All lines featuring the string "pizza" are to be listed.

§ DATA EXTRACT
══════
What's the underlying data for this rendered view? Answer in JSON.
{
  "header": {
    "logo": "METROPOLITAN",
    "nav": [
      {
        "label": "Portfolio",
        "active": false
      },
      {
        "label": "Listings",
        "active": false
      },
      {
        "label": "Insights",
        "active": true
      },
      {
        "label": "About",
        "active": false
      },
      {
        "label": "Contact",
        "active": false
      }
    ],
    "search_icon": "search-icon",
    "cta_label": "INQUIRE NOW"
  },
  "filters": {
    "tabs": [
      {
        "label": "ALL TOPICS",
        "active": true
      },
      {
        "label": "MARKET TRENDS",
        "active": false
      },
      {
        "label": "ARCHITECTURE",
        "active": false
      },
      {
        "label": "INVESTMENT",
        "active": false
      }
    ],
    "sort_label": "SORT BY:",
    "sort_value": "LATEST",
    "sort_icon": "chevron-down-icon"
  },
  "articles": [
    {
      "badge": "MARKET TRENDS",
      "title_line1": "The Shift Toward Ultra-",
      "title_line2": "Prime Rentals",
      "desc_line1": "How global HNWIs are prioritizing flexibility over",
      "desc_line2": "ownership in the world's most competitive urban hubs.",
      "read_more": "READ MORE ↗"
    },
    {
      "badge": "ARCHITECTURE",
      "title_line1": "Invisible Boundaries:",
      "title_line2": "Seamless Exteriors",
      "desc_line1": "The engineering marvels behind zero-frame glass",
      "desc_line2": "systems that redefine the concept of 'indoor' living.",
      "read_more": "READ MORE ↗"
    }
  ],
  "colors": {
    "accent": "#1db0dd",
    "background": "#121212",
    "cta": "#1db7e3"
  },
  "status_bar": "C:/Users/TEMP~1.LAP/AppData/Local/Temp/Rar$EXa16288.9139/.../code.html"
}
══════
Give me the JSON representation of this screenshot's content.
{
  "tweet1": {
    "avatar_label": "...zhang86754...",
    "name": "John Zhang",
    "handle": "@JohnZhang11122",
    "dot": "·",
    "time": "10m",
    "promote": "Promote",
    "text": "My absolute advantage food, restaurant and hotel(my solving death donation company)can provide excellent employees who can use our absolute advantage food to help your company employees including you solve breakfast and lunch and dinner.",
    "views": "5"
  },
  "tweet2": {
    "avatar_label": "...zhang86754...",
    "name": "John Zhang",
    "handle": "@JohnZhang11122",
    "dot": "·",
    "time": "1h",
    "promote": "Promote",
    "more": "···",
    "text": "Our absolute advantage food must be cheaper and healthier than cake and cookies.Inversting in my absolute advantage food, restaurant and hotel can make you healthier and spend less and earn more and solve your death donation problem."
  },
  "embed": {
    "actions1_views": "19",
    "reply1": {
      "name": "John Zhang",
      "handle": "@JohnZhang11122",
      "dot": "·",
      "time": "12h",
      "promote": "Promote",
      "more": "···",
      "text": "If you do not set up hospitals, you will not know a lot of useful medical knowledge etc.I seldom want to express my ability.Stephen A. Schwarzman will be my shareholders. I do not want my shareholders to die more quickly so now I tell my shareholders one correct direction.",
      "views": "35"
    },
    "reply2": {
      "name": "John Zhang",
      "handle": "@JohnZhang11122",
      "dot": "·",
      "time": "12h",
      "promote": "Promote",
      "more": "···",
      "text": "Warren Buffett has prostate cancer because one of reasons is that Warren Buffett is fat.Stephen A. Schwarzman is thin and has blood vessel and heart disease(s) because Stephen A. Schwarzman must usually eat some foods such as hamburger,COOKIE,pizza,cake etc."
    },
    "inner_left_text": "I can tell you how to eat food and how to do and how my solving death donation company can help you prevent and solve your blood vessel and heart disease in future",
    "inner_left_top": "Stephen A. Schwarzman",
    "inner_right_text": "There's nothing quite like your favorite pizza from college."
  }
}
══════
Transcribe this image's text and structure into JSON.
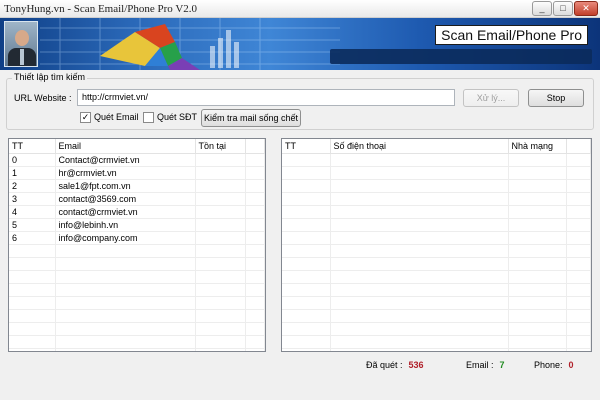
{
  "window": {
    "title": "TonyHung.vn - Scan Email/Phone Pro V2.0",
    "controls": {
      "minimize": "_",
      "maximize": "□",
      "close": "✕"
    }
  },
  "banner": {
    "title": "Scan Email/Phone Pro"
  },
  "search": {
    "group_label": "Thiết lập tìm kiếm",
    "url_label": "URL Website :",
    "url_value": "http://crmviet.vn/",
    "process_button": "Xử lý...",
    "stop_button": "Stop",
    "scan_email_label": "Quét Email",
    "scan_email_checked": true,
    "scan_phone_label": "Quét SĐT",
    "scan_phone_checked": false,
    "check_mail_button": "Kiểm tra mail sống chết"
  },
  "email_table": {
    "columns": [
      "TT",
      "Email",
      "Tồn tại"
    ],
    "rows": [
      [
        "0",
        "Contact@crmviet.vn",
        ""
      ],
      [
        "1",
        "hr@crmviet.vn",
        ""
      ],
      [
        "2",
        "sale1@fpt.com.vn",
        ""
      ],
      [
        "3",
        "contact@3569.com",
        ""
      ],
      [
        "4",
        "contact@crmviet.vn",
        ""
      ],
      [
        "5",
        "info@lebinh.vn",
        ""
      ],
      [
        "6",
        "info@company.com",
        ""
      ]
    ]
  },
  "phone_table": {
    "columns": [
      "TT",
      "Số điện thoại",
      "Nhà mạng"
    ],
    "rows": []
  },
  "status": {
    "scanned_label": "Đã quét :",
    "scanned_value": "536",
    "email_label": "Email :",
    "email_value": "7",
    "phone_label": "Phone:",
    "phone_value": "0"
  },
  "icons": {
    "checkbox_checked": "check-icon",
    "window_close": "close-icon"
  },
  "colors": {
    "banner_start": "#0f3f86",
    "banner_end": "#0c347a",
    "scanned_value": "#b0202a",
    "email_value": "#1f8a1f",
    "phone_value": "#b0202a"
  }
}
══════
§ FULL ANSWER
      "text": "Warren Buffett has prostate cancer because one of reasons is that Warren Buffett is fat.Stephen A. Schwarzman is thin and has blood vessel and heart disease(s) because Stephen A. Schwarzman must usually eat some foods such as hamburger,COOKIE,pizza,cake etc."
    "inner_right_text": "There's nothing quite like your favorite pizza from college."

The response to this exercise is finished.